Stated problem
Copy every entry exactly.
##### Dataset
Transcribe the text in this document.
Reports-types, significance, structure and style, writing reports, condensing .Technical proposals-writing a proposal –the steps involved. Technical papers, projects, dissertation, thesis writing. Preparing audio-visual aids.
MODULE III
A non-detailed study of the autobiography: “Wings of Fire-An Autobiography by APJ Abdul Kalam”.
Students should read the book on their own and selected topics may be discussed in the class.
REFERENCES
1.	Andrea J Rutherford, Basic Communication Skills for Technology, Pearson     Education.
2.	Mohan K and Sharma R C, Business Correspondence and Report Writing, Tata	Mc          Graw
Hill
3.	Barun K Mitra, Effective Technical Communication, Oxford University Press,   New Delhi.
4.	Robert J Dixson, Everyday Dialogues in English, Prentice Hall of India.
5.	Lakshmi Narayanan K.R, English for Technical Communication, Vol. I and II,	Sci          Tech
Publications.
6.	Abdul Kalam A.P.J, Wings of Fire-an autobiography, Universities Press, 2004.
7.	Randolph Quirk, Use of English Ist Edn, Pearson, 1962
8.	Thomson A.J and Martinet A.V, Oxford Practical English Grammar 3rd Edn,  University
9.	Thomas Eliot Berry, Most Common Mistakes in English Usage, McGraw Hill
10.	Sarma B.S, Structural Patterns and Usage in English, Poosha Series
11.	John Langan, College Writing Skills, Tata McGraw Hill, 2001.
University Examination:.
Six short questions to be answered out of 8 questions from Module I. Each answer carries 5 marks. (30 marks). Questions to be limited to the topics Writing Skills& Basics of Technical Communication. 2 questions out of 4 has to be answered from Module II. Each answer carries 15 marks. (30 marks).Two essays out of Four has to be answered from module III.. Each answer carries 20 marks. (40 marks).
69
##########
Answer to this task
Transcribe the text in this document.
Reports-types, significance, structure and style, writing reports, condensing .Technical proposals-writing a proposal –the steps involved. Technical papers, projects, dissertation, thesis writing. Preparing audio-visual aids.
MODULE III
A non-detailed study of the autobiography: “Wings of Fire-An Autobiography by APJ Abdul Kalam”.
Students should read the book on their own and selected topics may be discussed in the class.
REFERENCES
1.	Andrea J Rutherford, Basic Communication Skills for Technology, Pearson     Education.
2.	Mohan K and Sharma R C, Business Correspondence and Report Writing, Tata	Mc          Graw
Hill
3.	Barun K Mitra, Effective Technical Communication, Oxford University Press,   New Delhi.
4.	Robert J Dixson, Everyday Dialogues in English, Prentice Hall of India.
5.	Lakshmi Narayanan K.R, English for Technical Communication, Vol. I and II,	Sci          Tech
Publications.
6.	Abdul Kalam A.P.J, Wings of Fire-an autobiography, Universities Press, 2004.
7.	Randolph Quirk, Use of English Ist Edn, Pearson, 1962
8.	Thomson A.J and Martinet A.V, Oxford Practical English Grammar 3rd Edn,  University
9.	Thomas Eliot Berry, Most Common Mistakes in English Usage, McGraw Hill
10.	Sarma B.S, Structural Patterns and Usage in English, Poosha Series
11.	John Langan, College Writing Skills, Tata McGraw Hill, 2001.
University Examination:.
Six short questions to be answered out of 8 questions from Module I. Each answer carries 5 marks. (30 marks). Questions to be limited to the topics Writing Skills& Basics of Technical Communication. 2 questions out of 4 has to be answered from Module II. Each answer carries 15 marks. (30 marks).Two essays out of Four has to be answered from module III.. Each answer carries 20 marks. (40 marks).
69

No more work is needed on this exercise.